-------- SUPPLIED MATERIAL --------

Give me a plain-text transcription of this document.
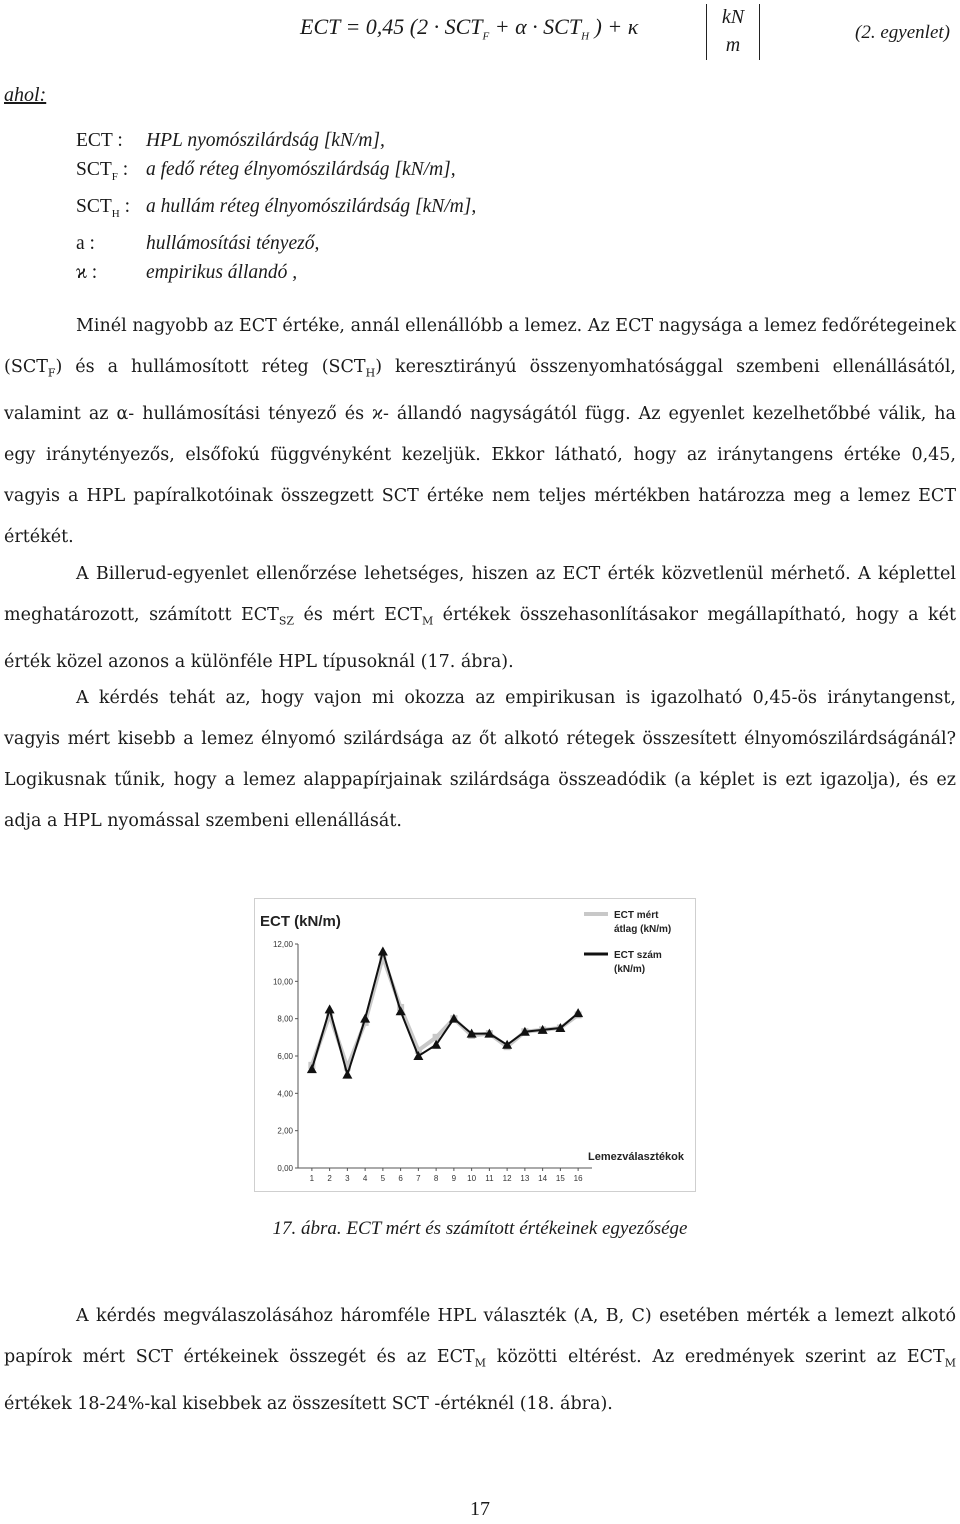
ECT = 0,45 ($2 \cdot SCT_F + \alpha \cdot SCT_H$ ) + κ	kN
m
(2. egyenlet)
ahol:
ECT :	HPL nyomószilárdság [kN/m],
$SCT_F$ : a fedő réteg élnyomószilárdság [kN/m],
$SCT_H$ : a hullám réteg élnyomószilárdság [kN/m],
a :	hullámosítási tényező,
ϰ :	empirikus állandó ,
Minél nagyobb az ECT értéke, annál ellenállóbb a lemez. Az ECT nagysága a lemez fedőrétegeinek $(SCT_F)$ és a hullámosított réteg $(SCT_H)$ keresztirányú összenyomhatósággal szembeni ellenállásától, valamint az α- hullámosítási tényező és ϰ- állandó nagyságától függ. Az egyenlet kezelhetőbbé válik, ha egy iránytényezős, elsőfokú függvényként kezeljük. Ekkor látható, hogy az iránytangens értéke 0,45, vagyis a HPL papíralkotóinak összegzett SCT értéke nem teljes mértékben határozza meg a lemez ECT értékét.
A Billerud-egyenlet ellenőrzése lehetséges, hiszen az ECT érték közvetlenül mérhető. A képlettel meghatározott, számított $ECT_{SZ}$ és mért $ECT_M$ értékek összehasonlításakor megállapítható, hogy a két érték közel azonos a különféle HPL típusoknál (17. ábra).
A kérdés tehát az, hogy vajon mi okozza az empirikusan is igazolható 0,45-ös iránytangenst, vagyis mért kisebb a lemez élnyomó szilárdsága az őt alkotó rétegek összesített élnyomószilárdságánál? Logikusnak tűnik, hogy a lemez alappapírjainak szilárdsága összeadódik (a képlet is ezt igazolja), és ez adja a HPL nyomással szembeni ellenállását.
ECT (kN/m)
0,00
2,00
4,00
6,00
8,00
10,00
12,00
1 2 3 4 5 6 7 8 9 10 11 12 13 14 15 16
ECT mért
átlag (kN/m)
ECT szám
(kN/m)
Lemezválasztékok
17. ábra. ECT mért és számított értékeinek egyezősége
A kérdés megválaszolásához háromféle HPL választék (A, B, C) esetében mérték a lemezt alkotó papírok mért SCT értékeinek összegét és az $ECT_M$ közötti eltérést. Az eredmények szerint az $ECT_M$ értékek 18-24%-kal kisebbek az összesített SCT -értéknél (18. ábra).
17
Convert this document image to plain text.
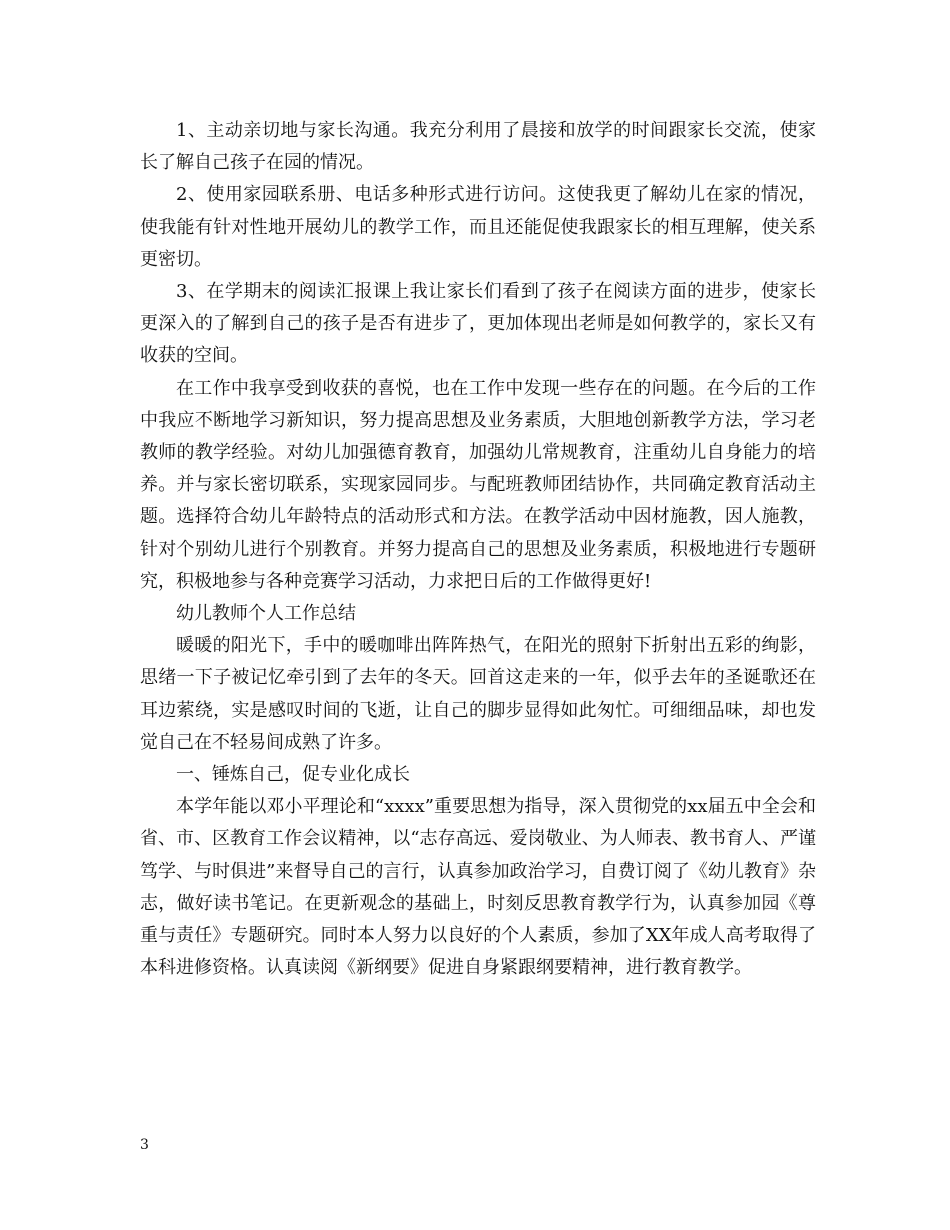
1、主动亲切地与家长沟通。我充分利用了晨接和放学的时间跟家长交流，使家长了解自己孩子在园的情况。

2、使用家园联系册、电话多种形式进行访问。这使我更了解幼儿在家的情况，使我能有针对性地开展幼儿的教学工作，而且还能促使我跟家长的相互理解，使关系更密切。

3、在学期末的阅读汇报课上我让家长们看到了孩子在阅读方面的进步，使家长更深入的了解到自己的孩子是否有进步了，更加体现出老师是如何教学的，家长又有收获的空间。

在工作中我享受到收获的喜悦，也在工作中发现一些存在的问题。在今后的工作中我应不断地学习新知识，努力提高思想及业务素质，大胆地创新教学方法，学习老教师的教学经验。对幼儿加强德育教育，加强幼儿常规教育，注重幼儿自身能力的培养。并与家长密切联系，实现家园同步。与配班教师团结协作，共同确定教育活动主题。选择符合幼儿年龄特点的活动形式和方法。在教学活动中因材施教，因人施教，针对个别幼儿进行个别教育。并努力提高自己的思想及业务素质，积极地进行专题研究，积极地参与各种竞赛学习活动，力求把日后的工作做得更好!

幼儿教师个人工作总结

暖暖的阳光下，手中的暖咖啡出阵阵热气，在阳光的照射下折射出五彩的绚影，思绪一下子被记忆牵引到了去年的冬天。回首这走来的一年，似乎去年的圣诞歌还在耳边萦绕，实是感叹时间的飞逝，让自己的脚步显得如此匆忙。可细细品味，却也发觉自己在不轻易间成熟了许多。

一、锤炼自己，促专业化成长

本学年能以邓小平理论和“xxxx”重要思想为指导，深入贯彻党的xx届五中全会和省、市、区教育工作会议精神，以“志存高远、爱岗敬业、为人师表、教书育人、严谨笃学、与时俱进”来督导自己的言行，认真参加政治学习，自费订阅了《幼儿教育》杂志，做好读书笔记。在更新观念的基础上，时刻反思教育教学行为，认真参加园《尊重与责任》专题研究。同时本人努力以良好的个人素质，参加了XX年成人高考取得了本科进修资格。认真读阅《新纲要》促进自身紧跟纲要精神，进行教育教学。

3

--------

▶ TASK TO CARRY OUT
Starting at the line containing "Convert this document image to plain text.", write out each line through the last one in the listing above, inclusive, and nothing else. Pictures are excluded from the copy.

▶ COMPLETE RESPONSE
Convert this document image to plain text.
1、主动亲切地与家长沟通。我充分利用了晨接和放学的时间跟家长交流，使家长了解自己孩子在园的情况。

2、使用家园联系册、电话多种形式进行访问。这使我更了解幼儿在家的情况，使我能有针对性地开展幼儿的教学工作，而且还能促使我跟家长的相互理解，使关系更密切。

3、在学期末的阅读汇报课上我让家长们看到了孩子在阅读方面的进步，使家长更深入的了解到自己的孩子是否有进步了，更加体现出老师是如何教学的，家长又有收获的空间。

在工作中我享受到收获的喜悦，也在工作中发现一些存在的问题。在今后的工作中我应不断地学习新知识，努力提高思想及业务素质，大胆地创新教学方法，学习老教师的教学经验。对幼儿加强德育教育，加强幼儿常规教育，注重幼儿自身能力的培养。并与家长密切联系，实现家园同步。与配班教师团结协作，共同确定教育活动主题。选择符合幼儿年龄特点的活动形式和方法。在教学活动中因材施教，因人施教，针对个别幼儿进行个别教育。并努力提高自己的思想及业务素质，积极地进行专题研究，积极地参与各种竞赛学习活动，力求把日后的工作做得更好!

幼儿教师个人工作总结

暖暖的阳光下，手中的暖咖啡出阵阵热气，在阳光的照射下折射出五彩的绚影，思绪一下子被记忆牵引到了去年的冬天。回首这走来的一年，似乎去年的圣诞歌还在耳边萦绕，实是感叹时间的飞逝，让自己的脚步显得如此匆忙。可细细品味，却也发觉自己在不轻易间成熟了许多。

一、锤炼自己，促专业化成长

本学年能以邓小平理论和“xxxx”重要思想为指导，深入贯彻党的xx届五中全会和省、市、区教育工作会议精神，以“志存高远、爱岗敬业、为人师表、教书育人、严谨笃学、与时俱进”来督导自己的言行，认真参加政治学习，自费订阅了《幼儿教育》杂志，做好读书笔记。在更新观念的基础上，时刻反思教育教学行为，认真参加园《尊重与责任》专题研究。同时本人努力以良好的个人素质，参加了XX年成人高考取得了本科进修资格。认真读阅《新纲要》促进自身紧跟纲要精神，进行教育教学。

3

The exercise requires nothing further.